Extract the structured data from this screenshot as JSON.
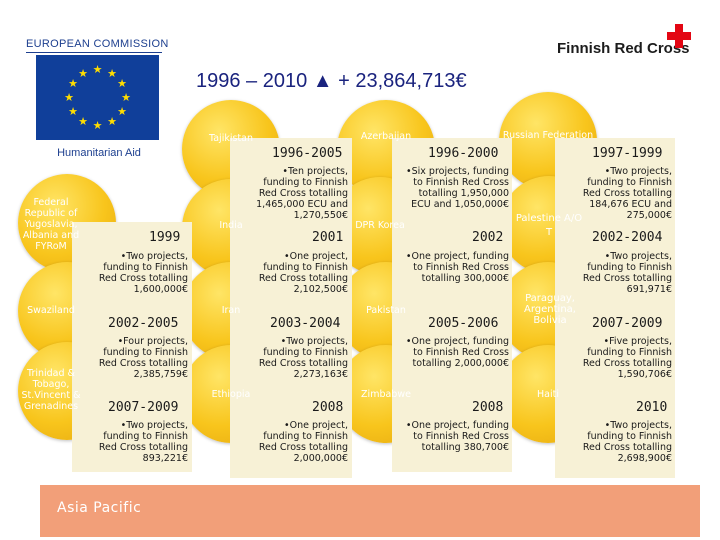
{
  "header": {
    "ec_title": "EUROPEAN COMMISSION",
    "ec_subtitle": "Humanitarian Aid",
    "frc_name": "Finnish Red Cross",
    "main_title": "1996 – 2010 ▲ + 23,864,713€"
  },
  "colors": {
    "circle_gold": "#f8c51c",
    "box_background": "#f7f1d6",
    "asia_pacific_band": "#f29f79",
    "title_blue": "#1a237e",
    "red_cross": "#e30613",
    "eu_blue": "#103f9a"
  },
  "countries": [
    {
      "name": "Tajikistan",
      "period": "1996-2005",
      "desc": "•Ten projects, funding to Finnish Red Cross totalling 1,465,000 ECU and 1,270,550€"
    },
    {
      "name": "Azerbaijan",
      "period": "1996-2000",
      "desc": "•Six projects, funding to Finnish Red Cross totalling 1,950,000 ECU and 1,050,000€"
    },
    {
      "name": "Russian Federation",
      "period": "1997-1999",
      "desc": "•Two projects, funding to Finnish Red Cross totalling 184,676 ECU and 275,000€"
    },
    {
      "name": "Federal Republic of Yugoslavia, Albania and FYRoM",
      "period": "1999",
      "desc": "•Two projects, funding to Finnish Red Cross totalling 1,600,000€"
    },
    {
      "name": "India",
      "period": "2001",
      "desc": "•One project, funding to Finnish Red Cross totalling 2,102,500€"
    },
    {
      "name": "DPR Korea",
      "period": "2002",
      "desc": "•One project, funding to Finnish Red Cross totalling 300,000€"
    },
    {
      "name": "Palestine A/O T",
      "period": "2002-2004",
      "desc": "•Two projects, funding to Finnish Red Cross totalling 691,971€"
    },
    {
      "name": "Swaziland",
      "period": "2002-2005",
      "desc": "•Four projects, funding to Finnish Red Cross totalling 2,385,759€"
    },
    {
      "name": "Iran",
      "period": "2003-2004",
      "desc": "•Two projects, funding to Finnish Red Cross totalling 2,273,163€"
    },
    {
      "name": "Pakistan",
      "period": "2005-2006",
      "desc": "•One project, funding to Finnish Red Cross totalling 2,000,000€"
    },
    {
      "name": "Paraguay, Argentina, Bolivia",
      "period": "2007-2009",
      "desc": "•Five projects, funding to Finnish Red Cross totalling 1,590,706€"
    },
    {
      "name": "Trinidad & Tobago, St.Vincent & Grenadines",
      "period": "2007-2009",
      "desc": "•Two projects, funding to Finnish Red Cross totalling 893,221€"
    },
    {
      "name": "Ethiopia",
      "period": "2008",
      "desc": "•One project, funding to Finnish Red Cross totalling 2,000,000€"
    },
    {
      "name": "Zimbabwe",
      "period": "2008",
      "desc": "•One project, funding to Finnish Red Cross totalling 380,700€"
    },
    {
      "name": "Haiti",
      "period": "2010",
      "desc": "•Two projects, funding to Finnish Red Cross totalling 2,698,900€"
    }
  ],
  "footer": {
    "region_label": "Asia Pacific"
  }
}
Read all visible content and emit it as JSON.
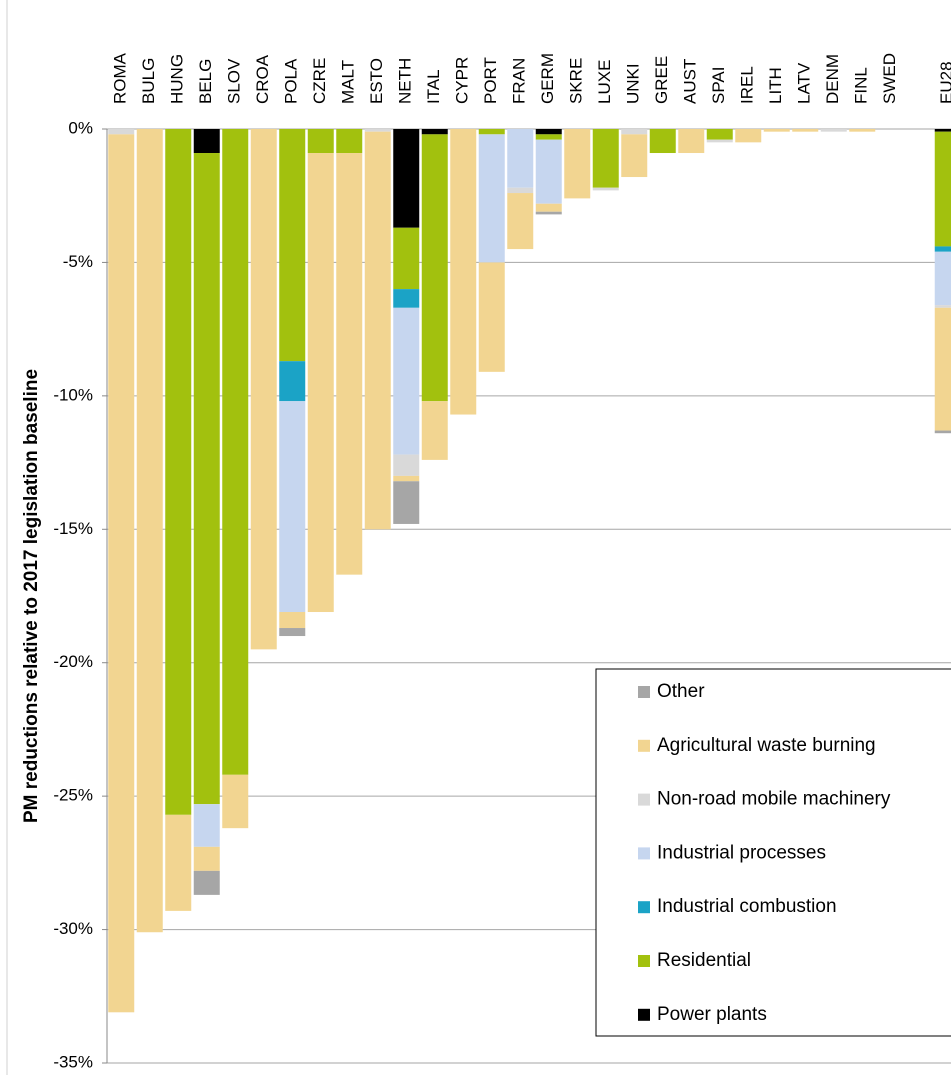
{
  "chart_data": {
    "type": "bar",
    "stacked": true,
    "y_label": "PM reductions relative to 2017 legislation baseline",
    "categories": [
      "ROMA",
      "BULG",
      "HUNG",
      "BELG",
      "SLOV",
      "CROA",
      "POLA",
      "CZRE",
      "MALT",
      "ESTO",
      "NETH",
      "ITAL",
      "CYPR",
      "PORT",
      "FRAN",
      "GERM",
      "SKRE",
      "LUXE",
      "UNKI",
      "GREE",
      "AUST",
      "SPAI",
      "IREL",
      "LITH",
      "LATV",
      "DENM",
      "FINL",
      "SWED",
      null,
      "EU28"
    ],
    "series": [
      {
        "name": "Power plants",
        "color": "#000000",
        "values": [
          0,
          0,
          0,
          -0.9,
          0,
          0,
          0,
          0,
          0,
          0,
          -3.7,
          -0.2,
          0,
          0,
          0,
          -0.2,
          0,
          0,
          0,
          0,
          0,
          0,
          0,
          0,
          0,
          0,
          0,
          0,
          null,
          -0.1
        ]
      },
      {
        "name": "Residential",
        "color": "#a2c10e",
        "values": [
          0,
          0,
          -25.7,
          -24.4,
          -24.2,
          0,
          -8.7,
          -0.9,
          -0.9,
          0,
          -2.3,
          -10.0,
          0,
          -0.2,
          0,
          -0.2,
          0,
          -2.2,
          0,
          -0.9,
          0,
          -0.4,
          0,
          0,
          0,
          0,
          0,
          0,
          null,
          -4.3
        ]
      },
      {
        "name": "Industrial combustion",
        "color": "#1ba3c6",
        "values": [
          0,
          0,
          0,
          0,
          0,
          0,
          -1.5,
          0,
          0,
          0,
          -0.7,
          0,
          0,
          0,
          0,
          0,
          0,
          0,
          0,
          0,
          0,
          0,
          0,
          0,
          0,
          0,
          0,
          0,
          null,
          -0.2
        ]
      },
      {
        "name": "Industrial processes",
        "color": "#c6d6ef",
        "values": [
          0,
          0,
          0,
          -1.6,
          0,
          0,
          -7.9,
          0,
          0,
          0,
          -5.5,
          0,
          0,
          -4.8,
          -2.2,
          -2.4,
          0,
          0,
          0,
          0,
          0,
          0,
          0,
          0,
          0,
          0,
          0,
          0,
          null,
          -2.0
        ]
      },
      {
        "name": "Non-road mobile machinery",
        "color": "#d9d9d9",
        "values": [
          -0.2,
          0,
          0,
          0,
          0,
          0,
          0,
          0,
          0,
          -0.1,
          -0.8,
          0,
          0,
          0,
          -0.2,
          0,
          0,
          -0.1,
          -0.2,
          0,
          0,
          -0.1,
          0,
          0,
          0,
          -0.1,
          0,
          0,
          null,
          -0.1
        ]
      },
      {
        "name": "Agricultural waste burning",
        "color": "#f2d591",
        "values": [
          -32.9,
          -30.1,
          -3.6,
          -0.9,
          -2.0,
          -19.5,
          -0.6,
          -17.2,
          -15.8,
          -14.9,
          -0.2,
          -2.2,
          -10.7,
          -4.1,
          -2.1,
          -0.3,
          -2.6,
          0,
          -1.6,
          0,
          -0.9,
          0,
          -0.5,
          -0.1,
          -0.1,
          0,
          -0.1,
          0,
          null,
          -4.6
        ]
      },
      {
        "name": "Other",
        "color": "#a6a6a6",
        "values": [
          0,
          0,
          0,
          -0.9,
          0,
          0,
          -0.3,
          0,
          0,
          0,
          -1.6,
          0,
          0,
          0,
          0,
          -0.1,
          0,
          0,
          0,
          0,
          0,
          0,
          0,
          0,
          0,
          0,
          0,
          0,
          null,
          -0.1
        ]
      }
    ],
    "ylim": [
      -35,
      0
    ],
    "yticks": [
      {
        "value": 0,
        "label": "0%"
      },
      {
        "value": -5,
        "label": "-5%"
      },
      {
        "value": -10,
        "label": "-10%"
      },
      {
        "value": -15,
        "label": "-15%"
      },
      {
        "value": -20,
        "label": "-20%"
      },
      {
        "value": -25,
        "label": "-25%"
      },
      {
        "value": -30,
        "label": "-30%"
      },
      {
        "value": -35,
        "label": "-35%"
      }
    ],
    "grid": true,
    "legend": "lower right"
  }
}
= = =
Stated problem: All of the lines above should be printed exactly, minus the pictures.

Completed task:
Extract the structured data from this screenshot as JSON.
{
  "header": {
    "ec_title": "EUROPEAN COMMISSION",
    "ec_subtitle": "Humanitarian Aid",
    "frc_name": "Finnish Red Cross",
    "main_title": "1996 – 2010 ▲ + 23,864,713€"
  },
  "colors": {
    "circle_gold": "#f8c51c",
    "box_background": "#f7f1d6",
    "asia_pacific_band": "#f29f79",
    "title_blue": "#1a237e",
    "red_cross": "#e30613",
    "eu_blue": "#103f9a"
  },
  "countries": [
    {
      "name": "Tajikistan",
      "period": "1996-2005",
      "desc": "•Ten projects, funding to Finnish Red Cross totalling 1,465,000 ECU and 1,270,550€"
    },
    {
      "name": "Azerbaijan",
      "period": "1996-2000",
      "desc": "•Six projects, funding to Finnish Red Cross totalling 1,950,000 ECU and 1,050,000€"
    },
    {
      "name": "Russian Federation",
      "period": "1997-1999",
      "desc": "•Two projects, funding to Finnish Red Cross totalling 184,676 ECU and 275,000€"
    },
    {
      "name": "Federal Republic of Yugoslavia, Albania and FYRoM",
      "period": "1999",
      "desc": "•Two projects, funding to Finnish Red Cross totalling 1,600,000€"
    },
    {
      "name": "India",
      "period": "2001",
      "desc": "•One project, funding to Finnish Red Cross totalling 2,102,500€"
    },
    {
      "name": "DPR Korea",
      "period": "2002",
      "desc": "•One project, funding to Finnish Red Cross totalling 300,000€"
    },
    {
      "name": "Palestine A/O T",
      "period": "2002-2004",
      "desc": "•Two projects, funding to Finnish Red Cross totalling 691,971€"
    },
    {
      "name": "Swaziland",
      "period": "2002-2005",
      "desc": "•Four projects, funding to Finnish Red Cross totalling 2,385,759€"
    },
    {
      "name": "Iran",
      "period": "2003-2004",
      "desc": "•Two projects, funding to Finnish Red Cross totalling 2,273,163€"
    },
    {
      "name": "Pakistan",
      "period": "2005-2006",
      "desc": "•One project, funding to Finnish Red Cross totalling 2,000,000€"
    },
    {
      "name": "Paraguay, Argentina, Bolivia",
      "period": "2007-2009",
      "desc": "•Five projects, funding to Finnish Red Cross totalling 1,590,706€"
    },
    {
      "name": "Trinidad & Tobago, St.Vincent & Grenadines",
      "period": "2007-2009",
      "desc": "•Two projects, funding to Finnish Red Cross totalling 893,221€"
    },
    {
      "name": "Ethiopia",
      "period": "2008",
      "desc": "•One project, funding to Finnish Red Cross totalling 2,000,000€"
    },
    {
      "name": "Zimbabwe",
      "period": "2008",
      "desc": "•One project, funding to Finnish Red Cross totalling 380,700€"
    },
    {
      "name": "Haiti",
      "period": "2010",
      "desc": "•Two projects, funding to Finnish Red Cross totalling 2,698,900€"
    }
  ],
  "footer": {
    "region_label": "Asia Pacific"
  }
}
Read all visible content and emit it as JSON.
{
  "chart_data": {
    "type": "bar",
    "stacked": true,
    "y_label": "PM reductions relative to 2017 legislation baseline",
    "categories": [
      "ROMA",
      "BULG",
      "HUNG",
      "BELG",
      "SLOV",
      "CROA",
      "POLA",
      "CZRE",
      "MALT",
      "ESTO",
      "NETH",
      "ITAL",
      "CYPR",
      "PORT",
      "FRAN",
      "GERM",
      "SKRE",
      "LUXE",
      "UNKI",
      "GREE",
      "AUST",
      "SPAI",
      "IREL",
      "LITH",
      "LATV",
      "DENM",
      "FINL",
      "SWED",
      null,
      "EU28"
    ],
    "series": [
      {
        "name": "Power plants",
        "color": "#000000",
        "values": [
          0,
          0,
          0,
          -0.9,
          0,
          0,
          0,
          0,
          0,
          0,
          -3.7,
          -0.2,
          0,
          0,
          0,
          -0.2,
          0,
          0,
          0,
          0,
          0,
          0,
          0,
          0,
          0,
          0,
          0,
          0,
          null,
          -0.1
        ]
      },
      {
        "name": "Residential",
        "color": "#a2c10e",
        "values": [
          0,
          0,
          -25.7,
          -24.4,
          -24.2,
          0,
          -8.7,
          -0.9,
          -0.9,
          0,
          -2.3,
          -10.0,
          0,
          -0.2,
          0,
          -0.2,
          0,
          -2.2,
          0,
          -0.9,
          0,
          -0.4,
          0,
          0,
          0,
          0,
          0,
          0,
          null,
          -4.3
        ]
      },
      {
        "name": "Industrial combustion",
        "color": "#1ba3c6",
        "values": [
          0,
          0,
          0,
          0,
          0,
          0,
          -1.5,
          0,
          0,
          0,
          -0.7,
          0,
          0,
          0,
          0,
          0,
          0,
          0,
          0,
          0,
          0,
          0,
          0,
          0,
          0,
          0,
          0,
          0,
          null,
          -0.2
        ]
      },
      {
        "name": "Industrial processes",
        "color": "#c6d6ef",
        "values": [
          0,
          0,
          0,
          -1.6,
          0,
          0,
          -7.9,
          0,
          0,
          0,
          -5.5,
          0,
          0,
          -4.8,
          -2.2,
          -2.4,
          0,
          0,
          0,
          0,
          0,
          0,
          0,
          0,
          0,
          0,
          0,
          0,
          null,
          -2.0
        ]
      },
      {
        "name": "Non-road mobile machinery",
        "color": "#d9d9d9",
        "values": [
          -0.2,
          0,
          0,
          0,
          0,
          0,
          0,
          0,
          0,
          -0.1,
          -0.8,
          0,
          0,
          0,
          -0.2,
          0,
          0,
          -0.1,
          -0.2,
          0,
          0,
          -0.1,
          0,
          0,
          0,
          -0.1,
          0,
          0,
          null,
          -0.1
        ]
      },
      {
        "name": "Agricultural waste burning",
        "color": "#f2d591",
        "values": [
          -32.9,
          -30.1,
          -3.6,
          -0.9,
          -2.0,
          -19.5,
          -0.6,
          -17.2,
          -15.8,
          -14.9,
          -0.2,
          -2.2,
          -10.7,
          -4.1,
          -2.1,
          -0.3,
          -2.6,
          0,
          -1.6,
          0,
          -0.9,
          0,
          -0.5,
          -0.1,
          -0.1,
          0,
          -0.1,
          0,
          null,
          -4.6
        ]
      },
      {
        "name": "Other",
        "color": "#a6a6a6",
        "values": [
          0,
          0,
          0,
          -0.9,
          0,
          0,
          -0.3,
          0,
          0,
          0,
          -1.6,
          0,
          0,
          0,
          0,
          -0.1,
          0,
          0,
          0,
          0,
          0,
          0,
          0,
          0,
          0,
          0,
          0,
          0,
          null,
          -0.1
        ]
      }
    ],
    "ylim": [
      -35,
      0
    ],
    "yticks": [
      {
        "value": 0,
        "label": "0%"
      },
      {
        "value": -5,
        "label": "-5%"
      },
      {
        "value": -10,
        "label": "-10%"
      },
      {
        "value": -15,
        "label": "-15%"
      },
      {
        "value": -20,
        "label": "-20%"
      },
      {
        "value": -25,
        "label": "-25%"
      },
      {
        "value": -30,
        "label": "-30%"
      },
      {
        "value": -35,
        "label": "-35%"
      }
    ],
    "grid": true,
    "legend": "lower right"
  }
}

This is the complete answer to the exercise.